PROBLEM DESCRIPTION –
Update the forum thread on prone shooting accuracy by writing out the part that begins at "## Steve M1911A1" and stops after "can offer you.", with "rollover prone" changed to "side prone".

PASSAGE –
★ ★ ★ ★
# Accuracy from the Prone position



## 22skill (Jul 15, 2009)

Hi All,

I have noticed that when shooting from the prone position I NEVER hit my target, despite good accuracy standing. I ALWAYS hit high...high left if I am shooting from the right, and high right if I am shooting from the left.

Anyone know what is causing this? I have the sight right where it should be and don´t know what is causing this.


----------



## Steve M1911A1 (Feb 6, 2008)

Sometimes, depending upon your technique, resting the butt of the pistol (or even your hand) on a solid surface (like the ground) will change your gun's point of impact.
Also, you will place bullets to the left (if you're right-handed) if you are either wrapping "too much finger" around the trigger or "milking" the gun (squeezing the entire grip, along with your trigger-finger movement). It reverses when you use your left hand.

When you go prone, try to use "rollover prone," rather than "belly prone." Then, see whether placing your weak-side hand _under_ the gun's butt, between butt and ground, helps bring your hits down.
Merely going to "rollover prone" may be enough, and you may not need to place your weak-side hand under the gun at all. Experiment.

That's the best I can offer you.
My long-range pistol shooting has never been what anybody would call great, and now, in my older-age, it has become horrible.


----------
★ ★ ★ ★
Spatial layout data
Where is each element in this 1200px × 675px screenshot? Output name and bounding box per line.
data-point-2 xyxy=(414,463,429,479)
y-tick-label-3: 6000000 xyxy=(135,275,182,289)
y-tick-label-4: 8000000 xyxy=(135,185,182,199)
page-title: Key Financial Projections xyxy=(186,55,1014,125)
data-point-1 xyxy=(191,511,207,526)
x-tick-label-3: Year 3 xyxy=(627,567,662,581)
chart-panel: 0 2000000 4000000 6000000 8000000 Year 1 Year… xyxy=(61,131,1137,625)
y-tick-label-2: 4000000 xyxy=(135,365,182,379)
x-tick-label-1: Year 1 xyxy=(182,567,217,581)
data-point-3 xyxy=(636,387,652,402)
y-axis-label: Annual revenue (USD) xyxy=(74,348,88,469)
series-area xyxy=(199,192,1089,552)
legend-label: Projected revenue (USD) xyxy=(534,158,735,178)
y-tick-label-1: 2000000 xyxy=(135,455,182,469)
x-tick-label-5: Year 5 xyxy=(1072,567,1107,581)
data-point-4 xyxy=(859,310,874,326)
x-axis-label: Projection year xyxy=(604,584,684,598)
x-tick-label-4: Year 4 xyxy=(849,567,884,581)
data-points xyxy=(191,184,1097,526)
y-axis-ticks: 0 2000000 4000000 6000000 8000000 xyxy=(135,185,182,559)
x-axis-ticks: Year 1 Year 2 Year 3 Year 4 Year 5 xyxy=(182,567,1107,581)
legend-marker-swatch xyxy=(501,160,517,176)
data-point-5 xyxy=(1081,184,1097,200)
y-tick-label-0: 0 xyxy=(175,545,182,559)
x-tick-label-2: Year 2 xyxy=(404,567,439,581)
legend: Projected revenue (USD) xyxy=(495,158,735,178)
★ ★ ★ ★
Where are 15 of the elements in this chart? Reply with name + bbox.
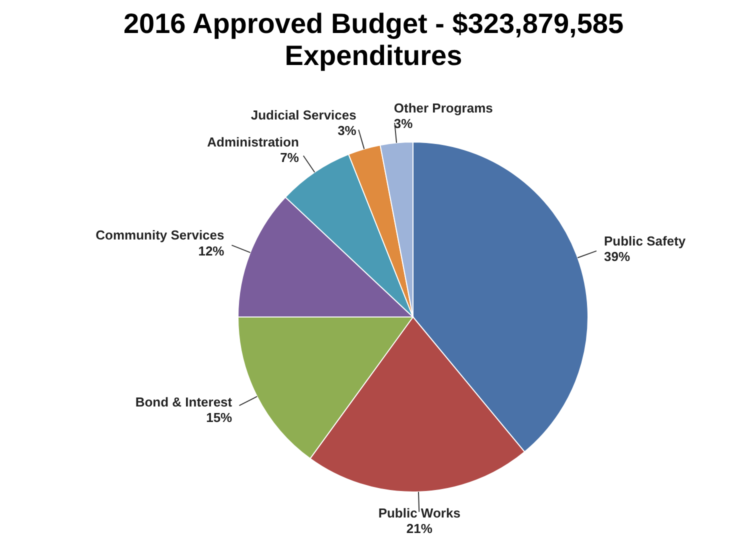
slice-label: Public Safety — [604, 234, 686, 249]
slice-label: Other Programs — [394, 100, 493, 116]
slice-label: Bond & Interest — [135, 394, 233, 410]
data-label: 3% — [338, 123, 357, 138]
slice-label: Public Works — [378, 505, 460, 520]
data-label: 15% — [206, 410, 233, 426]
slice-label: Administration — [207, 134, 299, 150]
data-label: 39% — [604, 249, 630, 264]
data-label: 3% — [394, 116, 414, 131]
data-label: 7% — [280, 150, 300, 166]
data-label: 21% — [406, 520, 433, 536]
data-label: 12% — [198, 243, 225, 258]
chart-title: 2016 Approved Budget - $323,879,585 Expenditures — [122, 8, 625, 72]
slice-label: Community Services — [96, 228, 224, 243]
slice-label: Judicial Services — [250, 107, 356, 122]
★ ★ ★ ★
ANSWER TO THE PROBLEM –
## Steve M1911A1 (Feb 6, 2008)

Sometimes, depending upon your technique, resting the butt of the pistol (or even your hand) on a solid surface (like the ground) will change your gun's point of impact.
Also, you will place bullets to the left (if you're right-handed) if you are either wrapping "too much finger" around the trigger or "milking" the gun (squeezing the entire grip, along with your trigger-finger movement). It reverses when you use your left hand.

When you go prone, try to use "side prone," rather than "belly prone." Then, see whether placing your weak-side hand _under_ the gun's butt, between butt and ground, helps bring your hits down.
Merely going to "side prone" may be enough, and you may not need to place your weak-side hand under the gun at all. Experiment.

That's the best I can offer you.